Type out all the records word for word. Any pictures are to be left out.

↓

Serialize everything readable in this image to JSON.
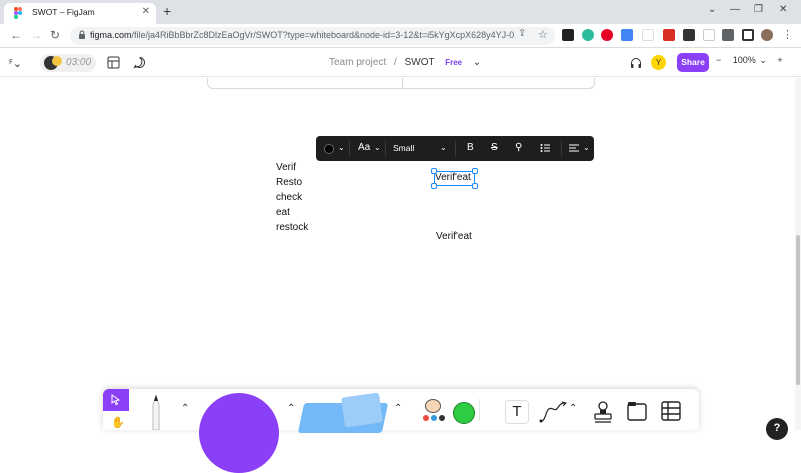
{
  "browser": {
    "tab_title": "SWOT – FigJam",
    "new_tab_label": "+",
    "url_host": "figma.com",
    "url_path": "/file/ja4RiBbBbrZc8DlzEaOgVr/SWOT?type=whiteboard&node-id=3-12&t=i5kYgXcpX628y4YJ-0"
  },
  "figjam": {
    "timer": "03:00",
    "breadcrumb_team": "Team project",
    "breadcrumb_separator": "/",
    "doc_title": "SWOT",
    "plan_badge": "Free",
    "avatar_initial": "Y",
    "share_label": "Share",
    "zoom_minus": "−",
    "zoom_level": "100%",
    "zoom_plus": "+"
  },
  "text_toolbar": {
    "font_label": "Aa",
    "size_label": "Small",
    "bold": "B",
    "strike": "S"
  },
  "canvas": {
    "list_lines": [
      "Verif",
      "Resto",
      "check",
      "eat",
      "restock"
    ],
    "selected_text": "Verif'eat",
    "plain_text": "Verif'eat"
  },
  "help_label": "?",
  "colors": {
    "accent": "#8b3ff6",
    "selection": "#1a8cff",
    "toolbar_dark": "#1e1e1e",
    "shape_purple": "#8b3ff6",
    "sticky_blue": "#74b9f7"
  }
}
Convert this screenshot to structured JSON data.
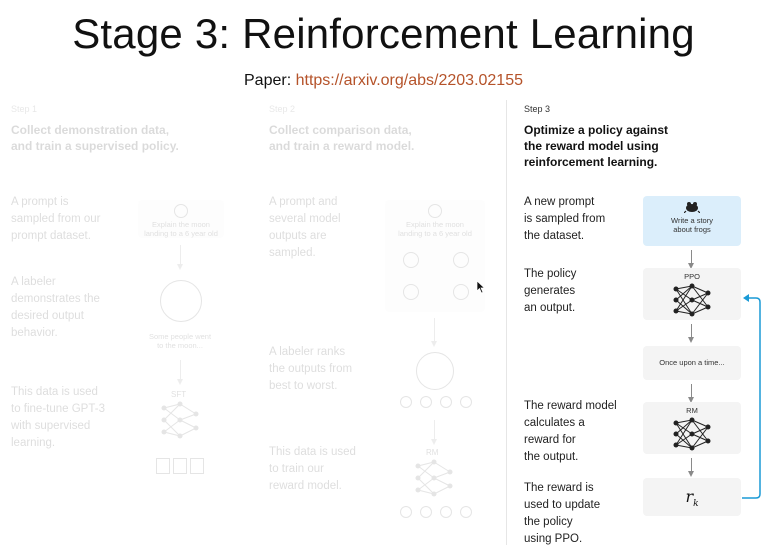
{
  "title": "Stage 3: Reinforcement Learning",
  "paper": {
    "label": "Paper:",
    "url": "https://arxiv.org/abs/2203.02155"
  },
  "step1": {
    "num": "Step 1",
    "heading_l1": "Collect demonstration data,",
    "heading_l2": "and train a supervised policy.",
    "d1": [
      "A prompt is",
      "sampled from our",
      "prompt dataset."
    ],
    "d2": [
      "A labeler",
      "demonstrates the",
      "desired output",
      "behavior."
    ],
    "d3": [
      "This data is used",
      "to fine-tune GPT-3",
      "with supervised",
      "learning."
    ],
    "box1_l1": "Explain the moon",
    "box1_l2": "landing to a 6 year old",
    "labeler_l1": "Some people went",
    "labeler_l2": "to the moon...",
    "model": "SFT"
  },
  "step2": {
    "num": "Step 2",
    "heading_l1": "Collect comparison data,",
    "heading_l2": "and train a reward model.",
    "d1": [
      "A prompt and",
      "several model",
      "outputs are",
      "sampled."
    ],
    "d2": [
      "A labeler ranks",
      "the outputs from",
      "best to worst."
    ],
    "d3": [
      "This data is used",
      "to train our",
      "reward model."
    ],
    "box1_l1": "Explain the moon",
    "box1_l2": "landing to a 6 year old",
    "options": [
      "A",
      "B",
      "C",
      "D"
    ],
    "rank": [
      "D",
      "C",
      "A",
      "B"
    ],
    "model": "RM"
  },
  "step3": {
    "num": "Step 3",
    "heading": [
      "Optimize a policy against",
      "the reward model using",
      "reinforcement learning."
    ],
    "d1": [
      "A new prompt",
      "is sampled from",
      "the dataset."
    ],
    "d2": [
      "The policy",
      "generates",
      "an output."
    ],
    "d3": [
      "The reward model",
      "calculates a",
      "reward for",
      "the output."
    ],
    "d4": [
      "The reward is",
      "used to update",
      "the policy",
      "using PPO."
    ],
    "prompt_l1": "Write a story",
    "prompt_l2": "about frogs",
    "ppo": "PPO",
    "output": "Once upon a time...",
    "rm": "RM",
    "reward_symbol": "r",
    "reward_sub": "k"
  },
  "colors": {
    "link": "#b5532a",
    "prompt_box": "#dbeefb",
    "feedback_arrow": "#1a9ad6"
  }
}
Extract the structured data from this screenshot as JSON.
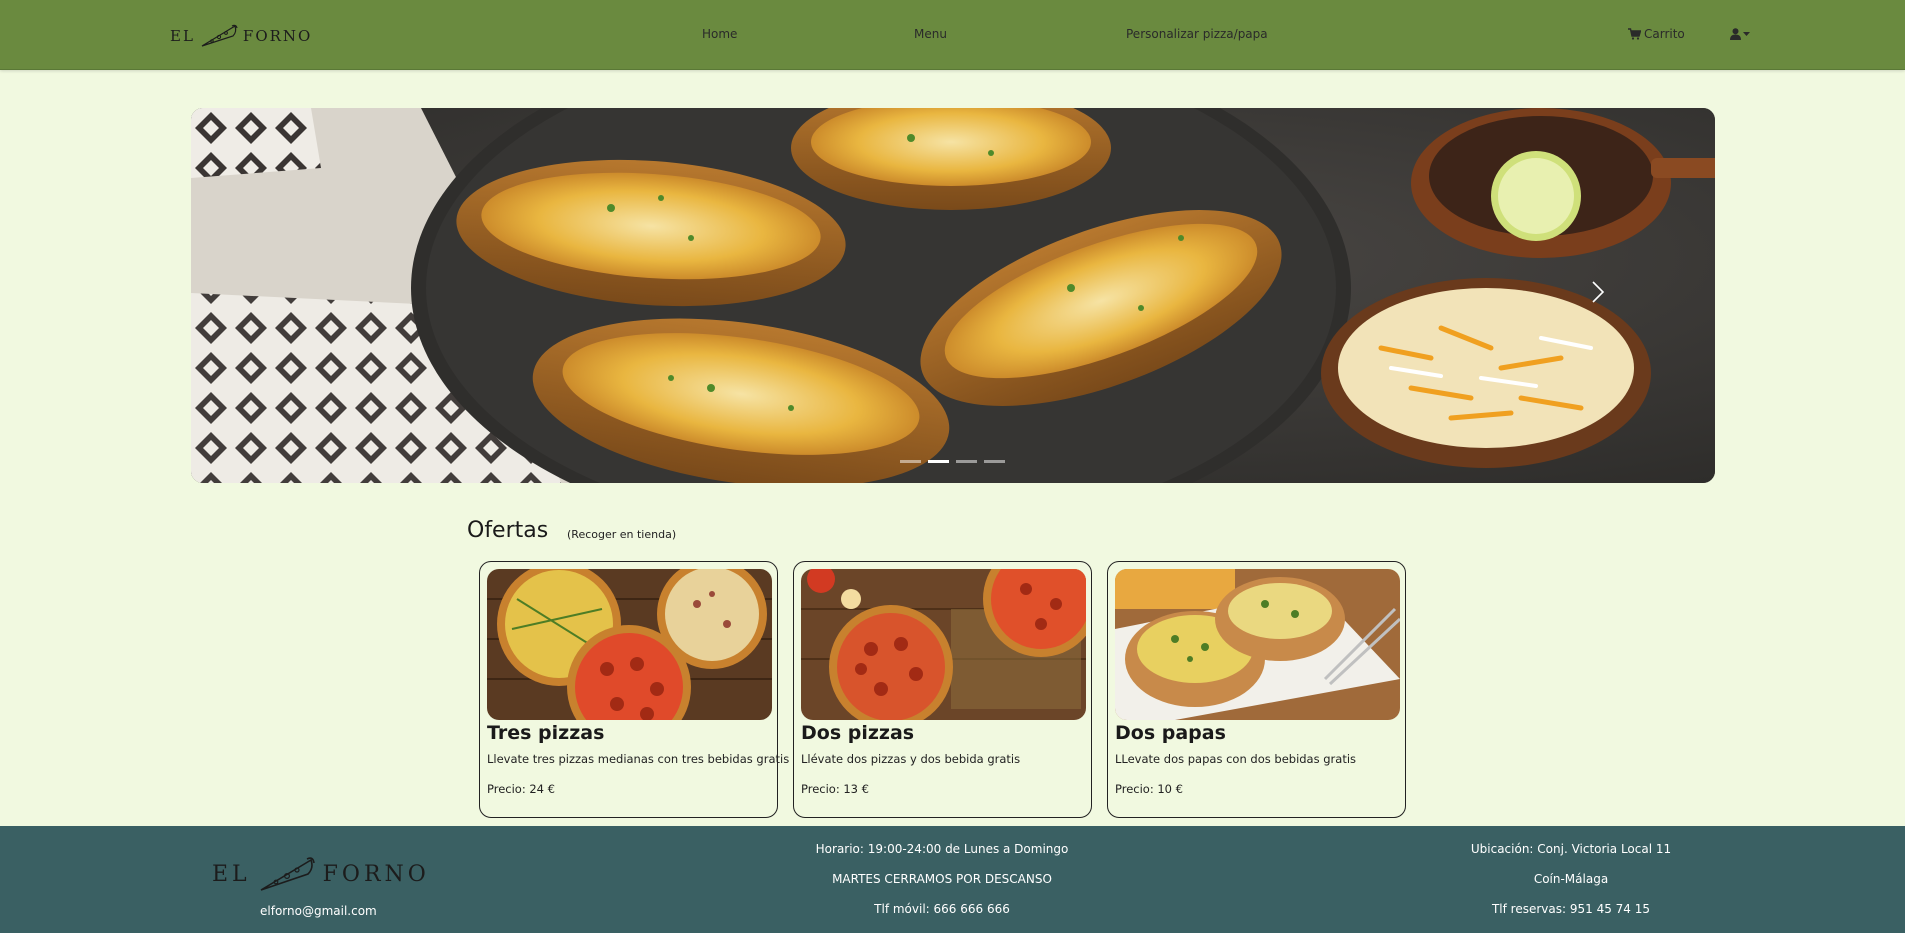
{
  "navbar": {
    "brand_left": "EL",
    "brand_right": "FORNO",
    "links": {
      "home": "Home",
      "menu": "Menu",
      "custom": "Personalizar pizza/papa",
      "cart": "Carrito"
    },
    "icons": {
      "cart": "cart-icon",
      "user": "user-icon",
      "caret": "caret-down-icon",
      "logo": "pizza-slice-icon"
    },
    "color": "#6a8a3f"
  },
  "carousel": {
    "next_icon": "chevron-right-icon",
    "slide_count": 4,
    "active_index": 1
  },
  "offers": {
    "title": "Ofertas",
    "subtitle": "(Recoger en tienda)",
    "cards": [
      {
        "title": "Tres pizzas",
        "desc": "Llevate tres pizzas medianas con tres bebidas gratis",
        "price": "Precio: 24 €"
      },
      {
        "title": "Dos pizzas",
        "desc": "Llévate dos pizzas y dos bebida gratis",
        "price": "Precio: 13 €"
      },
      {
        "title": "Dos papas",
        "desc": "LLevate dos papas con dos bebidas gratis",
        "price": "Precio: 10 €"
      }
    ]
  },
  "footer": {
    "brand_left": "EL",
    "brand_right": "FORNO",
    "email": "elforno@gmail.com",
    "schedule": "Horario: 19:00-24:00 de Lunes a Domingo",
    "closed": "MARTES CERRAMOS POR DESCANSO",
    "mobile": "Tlf móvil: 666 666 666",
    "location": "Ubicación: Conj. Victoria Local 11",
    "city": "Coín-Málaga",
    "reservations": "Tlf reservas: 951 45 74 15",
    "color": "#3a6063"
  }
}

↑

TASK ANSWER:
Serialize everything readable in this image to JSON.
{
  "browser": {
    "tab_title": "SWOT – FigJam",
    "new_tab_label": "+",
    "url_host": "figma.com",
    "url_path": "/file/ja4RiBbBbrZc8DlzEaOgVr/SWOT?type=whiteboard&node-id=3-12&t=i5kYgXcpX628y4YJ-0"
  },
  "figjam": {
    "timer": "03:00",
    "breadcrumb_team": "Team project",
    "breadcrumb_separator": "/",
    "doc_title": "SWOT",
    "plan_badge": "Free",
    "avatar_initial": "Y",
    "share_label": "Share",
    "zoom_minus": "−",
    "zoom_level": "100%",
    "zoom_plus": "+"
  },
  "text_toolbar": {
    "font_label": "Aa",
    "size_label": "Small",
    "bold": "B",
    "strike": "S"
  },
  "canvas": {
    "list_lines": [
      "Verif",
      "Resto",
      "check",
      "eat",
      "restock"
    ],
    "selected_text": "Verif'eat",
    "plain_text": "Verif'eat"
  },
  "help_label": "?",
  "colors": {
    "accent": "#8b3ff6",
    "selection": "#1a8cff",
    "toolbar_dark": "#1e1e1e",
    "shape_purple": "#8b3ff6",
    "sticky_blue": "#74b9f7"
  }
}
Convert this screenshot to structured JSON data.
{
  "title": "Stage 3: Reinforcement Learning",
  "paper": {
    "label": "Paper:",
    "url": "https://arxiv.org/abs/2203.02155"
  },
  "step1": {
    "num": "Step 1",
    "heading_l1": "Collect demonstration data,",
    "heading_l2": "and train a supervised policy.",
    "d1": [
      "A prompt is",
      "sampled from our",
      "prompt dataset."
    ],
    "d2": [
      "A labeler",
      "demonstrates the",
      "desired output",
      "behavior."
    ],
    "d3": [
      "This data is used",
      "to fine-tune GPT-3",
      "with supervised",
      "learning."
    ],
    "box1_l1": "Explain the moon",
    "box1_l2": "landing to a 6 year old",
    "labeler_l1": "Some people went",
    "labeler_l2": "to the moon...",
    "model": "SFT"
  },
  "step2": {
    "num": "Step 2",
    "heading_l1": "Collect comparison data,",
    "heading_l2": "and train a reward model.",
    "d1": [
      "A prompt and",
      "several model",
      "outputs are",
      "sampled."
    ],
    "d2": [
      "A labeler ranks",
      "the outputs from",
      "best to worst."
    ],
    "d3": [
      "This data is used",
      "to train our",
      "reward model."
    ],
    "box1_l1": "Explain the moon",
    "box1_l2": "landing to a 6 year old",
    "options": [
      "A",
      "B",
      "C",
      "D"
    ],
    "rank": [
      "D",
      "C",
      "A",
      "B"
    ],
    "model": "RM"
  },
  "step3": {
    "num": "Step 3",
    "heading": [
      "Optimize a policy against",
      "the reward model using",
      "reinforcement learning."
    ],
    "d1": [
      "A new prompt",
      "is sampled from",
      "the dataset."
    ],
    "d2": [
      "The policy",
      "generates",
      "an output."
    ],
    "d3": [
      "The reward model",
      "calculates a",
      "reward for",
      "the output."
    ],
    "d4": [
      "The reward is",
      "used to update",
      "the policy",
      "using PPO."
    ],
    "prompt_l1": "Write a story",
    "prompt_l2": "about frogs",
    "ppo": "PPO",
    "output": "Once upon a time...",
    "rm": "RM",
    "reward_symbol": "r",
    "reward_sub": "k"
  },
  "colors": {
    "link": "#b5532a",
    "prompt_box": "#dbeefb",
    "feedback_arrow": "#1a9ad6"
  }
}
Extract the structured data from this screenshot as JSON.
{
  "navbar": {
    "brand_left": "EL",
    "brand_right": "FORNO",
    "links": {
      "home": "Home",
      "menu": "Menu",
      "custom": "Personalizar pizza/papa",
      "cart": "Carrito"
    },
    "icons": {
      "cart": "cart-icon",
      "user": "user-icon",
      "caret": "caret-down-icon",
      "logo": "pizza-slice-icon"
    },
    "color": "#6a8a3f"
  },
  "carousel": {
    "next_icon": "chevron-right-icon",
    "slide_count": 4,
    "active_index": 1
  },
  "offers": {
    "title": "Ofertas",
    "subtitle": "(Recoger en tienda)",
    "cards": [
      {
        "title": "Tres pizzas",
        "desc": "Llevate tres pizzas medianas con tres bebidas gratis",
        "price": "Precio: 24 €"
      },
      {
        "title": "Dos pizzas",
        "desc": "Llévate dos pizzas y dos bebida gratis",
        "price": "Precio: 13 €"
      },
      {
        "title": "Dos papas",
        "desc": "LLevate dos papas con dos bebidas gratis",
        "price": "Precio: 10 €"
      }
    ]
  },
  "footer": {
    "brand_left": "EL",
    "brand_right": "FORNO",
    "email": "elforno@gmail.com",
    "schedule": "Horario: 19:00-24:00 de Lunes a Domingo",
    "closed": "MARTES CERRAMOS POR DESCANSO",
    "mobile": "Tlf móvil: 666 666 666",
    "location": "Ubicación: Conj. Victoria Local 11",
    "city": "Coín-Málaga",
    "reservations": "Tlf reservas: 951 45 74 15",
    "color": "#3a6063"
  }
}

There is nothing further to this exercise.